### What is required
Copy out the listing in full, exactly as written, but not its pictures.

### Information supplied
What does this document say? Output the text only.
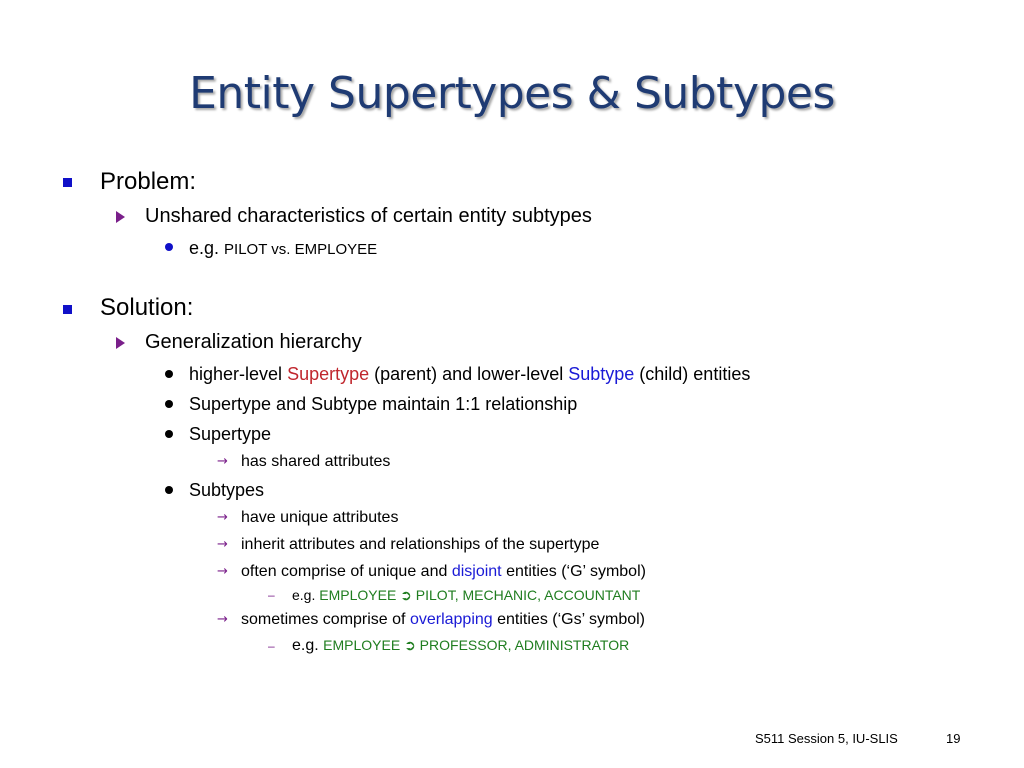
Entity Supertypes & Subtypes
Problem:
Unshared characteristics of certain entity subtypes
e.g. PILOT vs. EMPLOYEE
Solution:
Generalization hierarchy
higher-level Supertype (parent) and lower-level Subtype (child) entities
Supertype and Subtype maintain 1:1 relationship
Supertype
→ has shared attributes
Subtypes
→ have unique attributes
→ inherit attributes and relationships of the supertype
→ often comprise of unique and disjoint entities (‘G’ symbol)
– e.g. EMPLOYEE ➲ PILOT, MECHANIC, ACCOUNTANT
→ sometimes comprise of overlapping entities (‘Gs’ symbol)
– e.g. EMPLOYEE ➲ PROFESSOR, ADMINISTRATOR
S511 Session 5, IU-SLIS	19
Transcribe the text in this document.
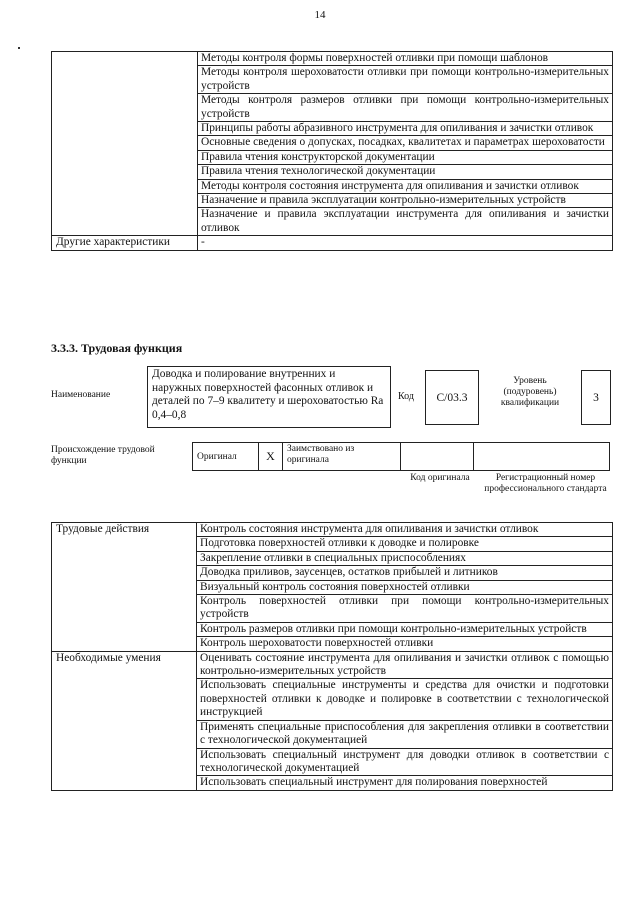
14
	Методы контроля формы поверхностей отливки при помощи шаблонов
	Методы контроля шероховатости отливки при помощи контрольно-измерительных устройств
	Методы контроля размеров отливки при помощи контрольно-измерительных устройств
	Принципы работы абразивного инструмента для опиливания и зачистки отливок
	Основные сведения о допусках, посадках, квалитетах и параметрах шероховатости
	Правила чтения конструкторской документации
	Правила чтения технологической документации
	Методы контроля состояния инструмента для опиливания и зачистки отливок
	Назначение и правила эксплуатации контрольно-измерительных устройств
	Назначение и правила эксплуатации инструмента для опиливания и зачистки отливок
Другие характеристики	-
3.3.3. Трудовая функция
Наименование
Доводка и полирование внутренних и наружных поверхностей фасонных отливок и деталей по 7–9 квалитету и шероховатостью Ra 0,4–0,8
Код	C/03.3
Уровень (подуровень) квалификации	3
Происхождение трудовой функции	Оригинал	X	Заимствовано из оригинала
Код оригинала	Регистрационный номер профессионального стандарта
Трудовые действия	Контроль состояния инструмента для опиливания и зачистки отливок
	Подготовка поверхностей отливки к доводке и полировке
	Закрепление отливки в специальных приспособлениях
	Доводка приливов, заусенцев, остатков прибылей и литников
	Визуальный контроль состояния поверхностей отливки
	Контроль поверхностей отливки при помощи контрольно-измерительных устройств
	Контроль размеров отливки при помощи контрольно-измерительных устройств
	Контроль шероховатости поверхностей отливки
Необходимые умения	Оценивать состояние инструмента для опиливания и зачистки отливок с помощью контрольно-измерительных устройств
	Использовать специальные инструменты и средства для очистки и подготовки поверхностей отливки к доводке и полировке в соответствии с технологической инструкцией
	Применять специальные приспособления для закрепления отливки в соответствии с технологической документацией
	Использовать специальный инструмент для доводки отливок в соответствии с технологической документацией
	Использовать специальный инструмент для полирования поверхностей
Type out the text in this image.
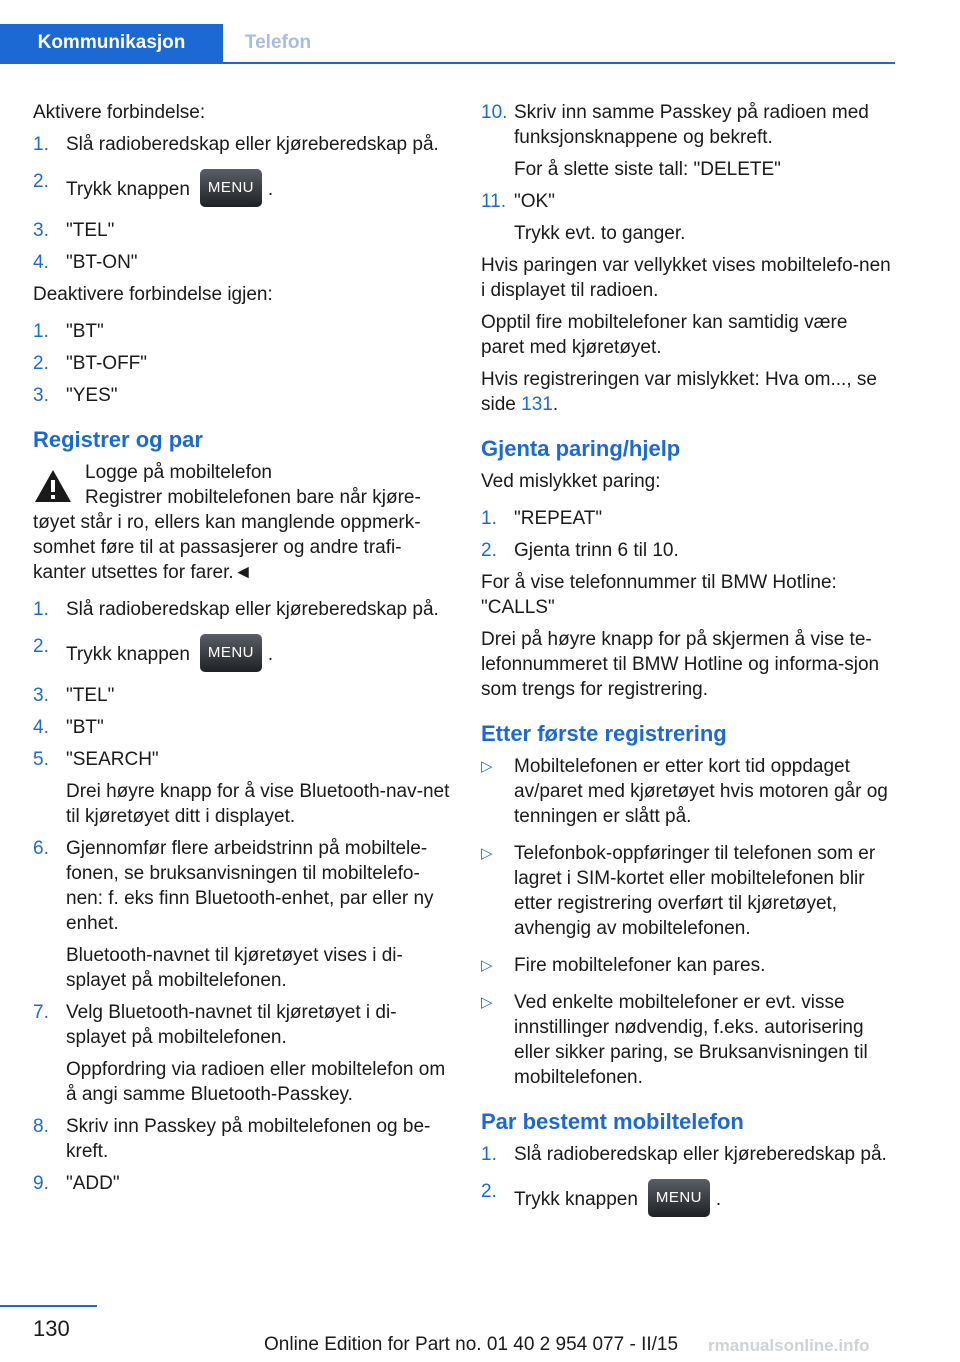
Kommunikasjon	Telefon

Aktivere forbindelse:

1. Slå radioberedskap eller kjøreberedskap på.
2. Trykk knappen MENU .
3. "TEL"
4. "BT-ON"

Deaktivere forbindelse igjen:

1. "BT"
2. "BT-OFF"
3. "YES"
Registrer og par
Logge på mobiltelefon
Registrer mobiltelefonen bare når kjøre-

tøyet står i ro, ellers kan manglende oppmerk-somhet føre til at passasjerer og andre trafi-kanter utsettes for farer.◄

1. Slå radioberedskap eller kjøreberedskap på.
2. Trykk knappen MENU .
3. "TEL"
4. "BT"
5. "SEARCH"
Drei høyre knapp for å vise Bluetooth-nav-net til kjøretøyet ditt i displayet.
6. Gjennomfør flere arbeidstrinn på mobiltele-fonen, se bruksanvisningen til mobiltelefo-nen: f. eks finn Bluetooth-enhet, par eller ny enhet.
Bluetooth-navnet til kjøretøyet vises i di-splayet på mobiltelefonen.
7. Velg Bluetooth-navnet til kjøretøyet i di-splayet på mobiltelefonen.
Oppfordring via radioen eller mobiltelefon om å angi samme Bluetooth-Passkey.
8. Skriv inn Passkey på mobiltelefonen og be-kreft.
9. "ADD"
10. Skriv inn samme Passkey på radioen med funksjonsknappene og bekreft.
For å slette siste tall: "DELETE"
11. "OK"
Trykk evt. to ganger.

Hvis paringen var vellykket vises mobiltelefo-nen i displayet til radioen.

Opptil fire mobiltelefoner kan samtidig være paret med kjøretøyet.

Hvis registreringen var mislykket: Hva om..., se side 131.

Gjenta paring/hjelp

Ved mislykket paring:

1. "REPEAT"
2. Gjenta trinn 6 til 10.

For å vise telefonnummer til BMW Hotline: "CALLS"

Drei på høyre knapp for på skjermen å vise te-lefonnummeret til BMW Hotline og informa-sjon som trengs for registrering.

Etter første registrering
▷ Mobiltelefonen er etter kort tid oppdaget av/paret med kjøretøyet hvis motoren går og tenningen er slått på.
▷ Telefonbok-oppføringer til telefonen som er lagret i SIM-kortet eller mobiltelefonen blir etter registrering overført til kjøretøyet, avhengig av mobiltelefonen.
▷ Fire mobiltelefoner kan pares.
▷ Ved enkelte mobiltelefoner er evt. visse innstillinger nødvendig, f.eks. autorisering eller sikker paring, se Bruksanvisningen til mobiltelefonen.
Par bestemt mobiltelefon
1. Slå radioberedskap eller kjøreberedskap på.
2. Trykk knappen MENU .
130
Online Edition for Part no. 01 40 2 954 077 - II/15 rmanualsonline.info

### Result of the task
What does this document say? Output the text only.
Entity Supertypes & Subtypes
Problem:
Unshared characteristics of certain entity subtypes
e.g. PILOT vs. EMPLOYEE
Solution:
Generalization hierarchy
higher-level Supertype (parent) and lower-level Subtype (child) entities
Supertype and Subtype maintain 1:1 relationship
Supertype
→ has shared attributes
Subtypes
→ have unique attributes
→ inherit attributes and relationships of the supertype
→ often comprise of unique and disjoint entities (‘G’ symbol)
– e.g. EMPLOYEE ➲ PILOT, MECHANIC, ACCOUNTANT
→ sometimes comprise of overlapping entities (‘Gs’ symbol)
– e.g. EMPLOYEE ➲ PROFESSOR, ADMINISTRATOR
S511 Session 5, IU-SLIS	19
Transcribe the text in this document.
14
	Методы контроля формы поверхностей отливки при помощи шаблонов
	Методы контроля шероховатости отливки при помощи контрольно-измерительных устройств
	Методы контроля размеров отливки при помощи контрольно-измерительных устройств
	Принципы работы абразивного инструмента для опиливания и зачистки отливок
	Основные сведения о допусках, посадках, квалитетах и параметрах шероховатости
	Правила чтения конструкторской документации
	Правила чтения технологической документации
	Методы контроля состояния инструмента для опиливания и зачистки отливок
	Назначение и правила эксплуатации контрольно-измерительных устройств
	Назначение и правила эксплуатации инструмента для опиливания и зачистки отливок
Другие характеристики	-
3.3.3. Трудовая функция
Наименование
Доводка и полирование внутренних и наружных поверхностей фасонных отливок и деталей по 7–9 квалитету и шероховатостью Ra 0,4–0,8
Код	C/03.3
Уровень (подуровень) квалификации	3
Происхождение трудовой функции	Оригинал	X	Заимствовано из оригинала
Код оригинала	Регистрационный номер профессионального стандарта
Трудовые действия	Контроль состояния инструмента для опиливания и зачистки отливок
	Подготовка поверхностей отливки к доводке и полировке
	Закрепление отливки в специальных приспособлениях
	Доводка приливов, заусенцев, остатков прибылей и литников
	Визуальный контроль состояния поверхностей отливки
	Контроль поверхностей отливки при помощи контрольно-измерительных устройств
	Контроль размеров отливки при помощи контрольно-измерительных устройств
	Контроль шероховатости поверхностей отливки
Необходимые умения	Оценивать состояние инструмента для опиливания и зачистки отливок с помощью контрольно-измерительных устройств
	Использовать специальные инструменты и средства для очистки и подготовки поверхностей отливки к доводке и полировке в соответствии с технологической инструкцией
	Применять специальные приспособления для закрепления отливки в соответствии с технологической документацией
	Использовать специальный инструмент для доводки отливок в соответствии с технологической документацией
	Использовать специальный инструмент для полирования поверхностей
Type out the text in this image.
Kommunikasjon	Telefon

Aktivere forbindelse:

1. Slå radioberedskap eller kjøreberedskap på.
2. Trykk knappen MENU .
3. "TEL"
4. "BT-ON"

Deaktivere forbindelse igjen:

1. "BT"
2. "BT-OFF"
3. "YES"
Registrer og par
Logge på mobiltelefon
Registrer mobiltelefonen bare når kjøre-

tøyet står i ro, ellers kan manglende oppmerk-somhet føre til at passasjerer og andre trafi-kanter utsettes for farer.◄

1. Slå radioberedskap eller kjøreberedskap på.
2. Trykk knappen MENU .
3. "TEL"
4. "BT"
5. "SEARCH"
Drei høyre knapp for å vise Bluetooth-nav-net til kjøretøyet ditt i displayet.
6. Gjennomfør flere arbeidstrinn på mobiltele-fonen, se bruksanvisningen til mobiltelefo-nen: f. eks finn Bluetooth-enhet, par eller ny enhet.
Bluetooth-navnet til kjøretøyet vises i di-splayet på mobiltelefonen.
7. Velg Bluetooth-navnet til kjøretøyet i di-splayet på mobiltelefonen.
Oppfordring via radioen eller mobiltelefon om å angi samme Bluetooth-Passkey.
8. Skriv inn Passkey på mobiltelefonen og be-kreft.
9. "ADD"
10. Skriv inn samme Passkey på radioen med funksjonsknappene og bekreft.
For å slette siste tall: "DELETE"
11. "OK"
Trykk evt. to ganger.

Hvis paringen var vellykket vises mobiltelefo-nen i displayet til radioen.

Opptil fire mobiltelefoner kan samtidig være paret med kjøretøyet.

Hvis registreringen var mislykket: Hva om..., se side 131.

Gjenta paring/hjelp

Ved mislykket paring:

1. "REPEAT"
2. Gjenta trinn 6 til 10.

For å vise telefonnummer til BMW Hotline: "CALLS"

Drei på høyre knapp for på skjermen å vise te-lefonnummeret til BMW Hotline og informa-sjon som trengs for registrering.

Etter første registrering
▷ Mobiltelefonen er etter kort tid oppdaget av/paret med kjøretøyet hvis motoren går og tenningen er slått på.
▷ Telefonbok-oppføringer til telefonen som er lagret i SIM-kortet eller mobiltelefonen blir etter registrering overført til kjøretøyet, avhengig av mobiltelefonen.
▷ Fire mobiltelefoner kan pares.
▷ Ved enkelte mobiltelefoner er evt. visse innstillinger nødvendig, f.eks. autorisering eller sikker paring, se Bruksanvisningen til mobiltelefonen.
Par bestemt mobiltelefon
1. Slå radioberedskap eller kjøreberedskap på.
2. Trykk knappen MENU .
130
Online Edition for Part no. 01 40 2 954 077 - II/15 rmanualsonline.info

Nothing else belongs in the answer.